Written instruction: Your task is to copy every line of the entries that contains "subtitle".

Dataset records:

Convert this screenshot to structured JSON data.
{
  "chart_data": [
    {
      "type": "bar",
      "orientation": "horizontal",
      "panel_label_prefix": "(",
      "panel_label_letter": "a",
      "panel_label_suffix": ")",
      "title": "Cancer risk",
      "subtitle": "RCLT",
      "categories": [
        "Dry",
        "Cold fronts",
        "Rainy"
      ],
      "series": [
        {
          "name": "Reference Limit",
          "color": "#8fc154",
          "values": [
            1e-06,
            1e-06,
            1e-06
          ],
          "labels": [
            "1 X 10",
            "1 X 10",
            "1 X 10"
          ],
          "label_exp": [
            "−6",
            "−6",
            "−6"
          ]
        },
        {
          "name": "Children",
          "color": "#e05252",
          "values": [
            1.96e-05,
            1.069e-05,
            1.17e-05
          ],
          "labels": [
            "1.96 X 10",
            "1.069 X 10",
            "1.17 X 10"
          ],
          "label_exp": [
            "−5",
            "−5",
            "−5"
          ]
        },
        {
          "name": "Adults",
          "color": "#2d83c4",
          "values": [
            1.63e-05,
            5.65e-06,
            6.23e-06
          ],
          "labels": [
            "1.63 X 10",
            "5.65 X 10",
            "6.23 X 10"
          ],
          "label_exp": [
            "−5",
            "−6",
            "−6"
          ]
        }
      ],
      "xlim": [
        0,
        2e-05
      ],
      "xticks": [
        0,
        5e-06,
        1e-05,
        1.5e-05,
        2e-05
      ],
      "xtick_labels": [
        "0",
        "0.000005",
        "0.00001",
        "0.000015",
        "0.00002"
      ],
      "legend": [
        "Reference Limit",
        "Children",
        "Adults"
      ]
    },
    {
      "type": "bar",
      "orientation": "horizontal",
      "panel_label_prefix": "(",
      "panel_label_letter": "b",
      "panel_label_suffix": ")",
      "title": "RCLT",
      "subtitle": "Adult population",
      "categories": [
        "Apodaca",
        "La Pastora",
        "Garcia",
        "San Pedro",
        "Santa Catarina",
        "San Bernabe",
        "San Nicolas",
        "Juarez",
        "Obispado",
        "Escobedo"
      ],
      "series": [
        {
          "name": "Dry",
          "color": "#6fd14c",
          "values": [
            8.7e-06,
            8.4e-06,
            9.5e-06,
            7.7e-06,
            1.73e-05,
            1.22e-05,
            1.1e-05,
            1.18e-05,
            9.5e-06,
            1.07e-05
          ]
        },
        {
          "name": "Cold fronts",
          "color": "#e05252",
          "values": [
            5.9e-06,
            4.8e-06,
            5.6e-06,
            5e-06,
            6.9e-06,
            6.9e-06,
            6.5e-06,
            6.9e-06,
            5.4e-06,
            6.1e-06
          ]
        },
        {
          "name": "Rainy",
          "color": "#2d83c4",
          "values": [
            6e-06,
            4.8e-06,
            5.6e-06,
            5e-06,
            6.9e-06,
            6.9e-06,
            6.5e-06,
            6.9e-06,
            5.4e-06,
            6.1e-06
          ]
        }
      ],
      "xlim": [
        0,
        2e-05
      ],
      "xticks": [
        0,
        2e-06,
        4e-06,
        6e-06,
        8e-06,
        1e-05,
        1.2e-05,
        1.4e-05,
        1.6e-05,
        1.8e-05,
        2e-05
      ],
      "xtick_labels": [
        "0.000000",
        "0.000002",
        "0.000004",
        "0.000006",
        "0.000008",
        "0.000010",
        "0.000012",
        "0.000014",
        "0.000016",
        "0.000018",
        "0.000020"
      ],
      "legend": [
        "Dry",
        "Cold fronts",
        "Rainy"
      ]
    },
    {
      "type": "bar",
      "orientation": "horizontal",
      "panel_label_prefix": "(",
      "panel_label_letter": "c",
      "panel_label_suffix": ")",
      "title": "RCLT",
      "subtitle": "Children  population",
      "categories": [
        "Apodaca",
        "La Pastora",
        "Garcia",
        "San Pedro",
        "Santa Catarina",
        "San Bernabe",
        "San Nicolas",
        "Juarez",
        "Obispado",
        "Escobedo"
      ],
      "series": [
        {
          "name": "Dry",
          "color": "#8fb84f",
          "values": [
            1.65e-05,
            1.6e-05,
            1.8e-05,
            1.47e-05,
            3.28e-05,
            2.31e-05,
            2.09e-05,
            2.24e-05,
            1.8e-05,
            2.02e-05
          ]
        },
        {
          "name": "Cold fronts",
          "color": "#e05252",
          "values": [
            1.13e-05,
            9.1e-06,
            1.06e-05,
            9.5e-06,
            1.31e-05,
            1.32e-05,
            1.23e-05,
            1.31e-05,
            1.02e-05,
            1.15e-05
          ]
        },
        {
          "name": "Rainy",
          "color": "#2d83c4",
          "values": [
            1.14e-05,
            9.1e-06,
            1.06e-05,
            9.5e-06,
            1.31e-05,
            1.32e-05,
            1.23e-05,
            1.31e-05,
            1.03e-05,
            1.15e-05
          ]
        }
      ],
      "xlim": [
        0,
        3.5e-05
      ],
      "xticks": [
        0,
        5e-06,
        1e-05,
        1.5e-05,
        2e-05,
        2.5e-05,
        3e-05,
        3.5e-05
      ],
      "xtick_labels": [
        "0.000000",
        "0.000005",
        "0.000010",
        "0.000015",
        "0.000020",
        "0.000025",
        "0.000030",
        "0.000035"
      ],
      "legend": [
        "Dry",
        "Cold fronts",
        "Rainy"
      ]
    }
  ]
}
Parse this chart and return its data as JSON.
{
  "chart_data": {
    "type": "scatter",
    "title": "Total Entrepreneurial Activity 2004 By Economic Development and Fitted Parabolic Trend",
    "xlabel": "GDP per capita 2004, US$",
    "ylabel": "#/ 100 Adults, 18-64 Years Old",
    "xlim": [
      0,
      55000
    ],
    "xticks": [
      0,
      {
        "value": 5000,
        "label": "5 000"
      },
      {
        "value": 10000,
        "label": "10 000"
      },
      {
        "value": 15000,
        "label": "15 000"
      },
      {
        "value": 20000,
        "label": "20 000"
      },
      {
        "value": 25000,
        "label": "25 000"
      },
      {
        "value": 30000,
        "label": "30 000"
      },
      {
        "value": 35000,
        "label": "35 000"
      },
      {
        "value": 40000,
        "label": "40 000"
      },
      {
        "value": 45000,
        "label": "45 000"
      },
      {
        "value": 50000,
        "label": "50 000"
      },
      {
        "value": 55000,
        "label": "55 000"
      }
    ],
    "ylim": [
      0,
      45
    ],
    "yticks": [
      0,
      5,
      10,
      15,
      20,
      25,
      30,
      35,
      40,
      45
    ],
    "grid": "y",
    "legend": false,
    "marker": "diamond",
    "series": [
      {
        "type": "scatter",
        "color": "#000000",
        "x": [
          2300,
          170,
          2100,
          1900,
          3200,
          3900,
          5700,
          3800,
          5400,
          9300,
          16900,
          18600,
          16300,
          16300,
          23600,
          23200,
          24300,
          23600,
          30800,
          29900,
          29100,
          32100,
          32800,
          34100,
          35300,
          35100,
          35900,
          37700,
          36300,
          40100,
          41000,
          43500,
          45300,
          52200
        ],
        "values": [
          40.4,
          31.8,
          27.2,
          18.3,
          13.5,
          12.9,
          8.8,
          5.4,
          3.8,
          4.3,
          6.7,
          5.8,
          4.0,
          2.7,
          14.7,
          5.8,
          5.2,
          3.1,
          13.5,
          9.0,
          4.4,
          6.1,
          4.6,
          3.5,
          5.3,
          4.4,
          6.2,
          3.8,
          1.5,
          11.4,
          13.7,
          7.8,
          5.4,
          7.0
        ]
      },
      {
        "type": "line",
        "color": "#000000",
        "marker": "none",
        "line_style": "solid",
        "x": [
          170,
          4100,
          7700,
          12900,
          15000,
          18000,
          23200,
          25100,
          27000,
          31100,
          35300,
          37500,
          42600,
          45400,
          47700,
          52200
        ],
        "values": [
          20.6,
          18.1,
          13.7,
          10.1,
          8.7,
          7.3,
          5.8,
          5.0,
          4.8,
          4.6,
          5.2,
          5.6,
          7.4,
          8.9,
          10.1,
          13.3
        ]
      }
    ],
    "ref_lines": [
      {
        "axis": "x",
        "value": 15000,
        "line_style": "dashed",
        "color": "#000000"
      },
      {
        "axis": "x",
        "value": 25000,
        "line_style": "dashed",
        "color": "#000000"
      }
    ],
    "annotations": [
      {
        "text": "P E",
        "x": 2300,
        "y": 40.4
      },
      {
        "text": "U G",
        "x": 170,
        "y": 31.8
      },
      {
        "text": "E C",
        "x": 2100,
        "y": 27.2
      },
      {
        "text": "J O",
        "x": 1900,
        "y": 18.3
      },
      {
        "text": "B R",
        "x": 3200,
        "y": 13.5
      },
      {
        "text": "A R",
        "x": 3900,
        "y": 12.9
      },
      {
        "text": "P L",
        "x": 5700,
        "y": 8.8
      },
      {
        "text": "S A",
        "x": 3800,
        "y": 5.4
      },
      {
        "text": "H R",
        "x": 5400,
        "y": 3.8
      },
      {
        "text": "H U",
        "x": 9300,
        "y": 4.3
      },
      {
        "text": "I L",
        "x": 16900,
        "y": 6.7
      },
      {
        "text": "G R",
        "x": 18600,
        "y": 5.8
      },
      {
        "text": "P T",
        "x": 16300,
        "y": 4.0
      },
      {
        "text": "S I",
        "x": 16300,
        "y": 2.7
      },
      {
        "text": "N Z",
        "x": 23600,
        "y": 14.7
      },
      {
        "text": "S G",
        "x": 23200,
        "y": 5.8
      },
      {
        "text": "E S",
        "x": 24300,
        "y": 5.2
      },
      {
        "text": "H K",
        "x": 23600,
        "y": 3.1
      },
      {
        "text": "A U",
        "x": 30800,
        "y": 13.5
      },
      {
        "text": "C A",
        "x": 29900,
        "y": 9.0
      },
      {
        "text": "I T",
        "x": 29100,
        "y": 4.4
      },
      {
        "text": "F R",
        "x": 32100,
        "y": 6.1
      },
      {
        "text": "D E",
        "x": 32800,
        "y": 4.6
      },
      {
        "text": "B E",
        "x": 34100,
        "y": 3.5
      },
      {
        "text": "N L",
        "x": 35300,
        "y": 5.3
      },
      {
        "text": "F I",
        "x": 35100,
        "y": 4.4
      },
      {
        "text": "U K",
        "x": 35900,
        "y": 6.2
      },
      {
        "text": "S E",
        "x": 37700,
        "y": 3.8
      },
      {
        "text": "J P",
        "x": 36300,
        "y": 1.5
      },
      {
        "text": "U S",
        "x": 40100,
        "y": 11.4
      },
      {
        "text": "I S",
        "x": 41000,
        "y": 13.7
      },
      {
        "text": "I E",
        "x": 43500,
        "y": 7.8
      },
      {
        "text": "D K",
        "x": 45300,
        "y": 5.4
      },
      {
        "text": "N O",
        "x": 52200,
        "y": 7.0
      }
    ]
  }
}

Written answer:
      "subtitle": "RCLT",
      "subtitle": "Adult population",
      "subtitle": "Children  population",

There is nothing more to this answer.